◆ The exercise ◆
Copy all records verbatim.

◆ Material ◆

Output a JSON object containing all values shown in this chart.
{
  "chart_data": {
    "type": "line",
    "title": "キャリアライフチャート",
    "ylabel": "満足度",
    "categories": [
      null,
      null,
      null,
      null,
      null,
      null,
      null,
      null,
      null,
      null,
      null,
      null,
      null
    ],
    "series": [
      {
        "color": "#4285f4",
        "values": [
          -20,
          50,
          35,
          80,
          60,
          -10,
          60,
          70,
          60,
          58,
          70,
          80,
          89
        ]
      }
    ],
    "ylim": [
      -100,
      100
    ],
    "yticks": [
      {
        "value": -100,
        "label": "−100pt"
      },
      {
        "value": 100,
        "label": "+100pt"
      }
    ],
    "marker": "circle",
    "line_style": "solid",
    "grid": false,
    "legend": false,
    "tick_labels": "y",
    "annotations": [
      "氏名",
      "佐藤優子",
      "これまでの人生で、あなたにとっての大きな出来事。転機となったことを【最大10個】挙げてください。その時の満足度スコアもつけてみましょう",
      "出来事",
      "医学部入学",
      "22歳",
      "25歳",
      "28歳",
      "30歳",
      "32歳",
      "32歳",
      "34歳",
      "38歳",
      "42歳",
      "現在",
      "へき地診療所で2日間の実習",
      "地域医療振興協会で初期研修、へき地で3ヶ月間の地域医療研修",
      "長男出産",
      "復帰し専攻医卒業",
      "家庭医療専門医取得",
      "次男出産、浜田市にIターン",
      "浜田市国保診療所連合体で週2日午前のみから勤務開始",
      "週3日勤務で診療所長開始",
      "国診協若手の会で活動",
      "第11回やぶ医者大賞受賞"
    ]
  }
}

◆ The result ◆
Output a JSON object containing all values shown in this chart.
{
  "chart_data": {
    "type": "line",
    "title": "キャリアライフチャート",
    "ylabel": "満足度",
    "categories": [
      null,
      null,
      null,
      null,
      null,
      null,
      null,
      null,
      null,
      null,
      null,
      null,
      null
    ],
    "series": [
      {
        "color": "#4285f4",
        "values": [
          -20,
          50,
          35,
          80,
          60,
          -10,
          60,
          70,
          60,
          58,
          70,
          80,
          89
        ]
      }
    ],
    "ylim": [
      -100,
      100
    ],
    "yticks": [
      {
        "value": -100,
        "label": "−100pt"
      },
      {
        "value": 100,
        "label": "+100pt"
      }
    ],
    "marker": "circle",
    "line_style": "solid",
    "grid": false,
    "legend": false,
    "tick_labels": "y",
    "annotations": [
      "氏名",
      "佐藤優子",
      "これまでの人生で、あなたにとっての大きな出来事。転機となったことを【最大10個】挙げてください。その時の満足度スコアもつけてみましょう",
      "出来事",
      "医学部入学",
      "22歳",
      "25歳",
      "28歳",
      "30歳",
      "32歳",
      "32歳",
      "34歳",
      "38歳",
      "42歳",
      "現在",
      "へき地診療所で2日間の実習",
      "地域医療振興協会で初期研修、へき地で3ヶ月間の地域医療研修",
      "長男出産",
      "復帰し専攻医卒業",
      "家庭医療専門医取得",
      "次男出産、浜田市にIターン",
      "浜田市国保診療所連合体で週2日午前のみから勤務開始",
      "週3日勤務で診療所長開始",
      "国診協若手の会で活動",
      "第11回やぶ医者大賞受賞"
    ]
  }
}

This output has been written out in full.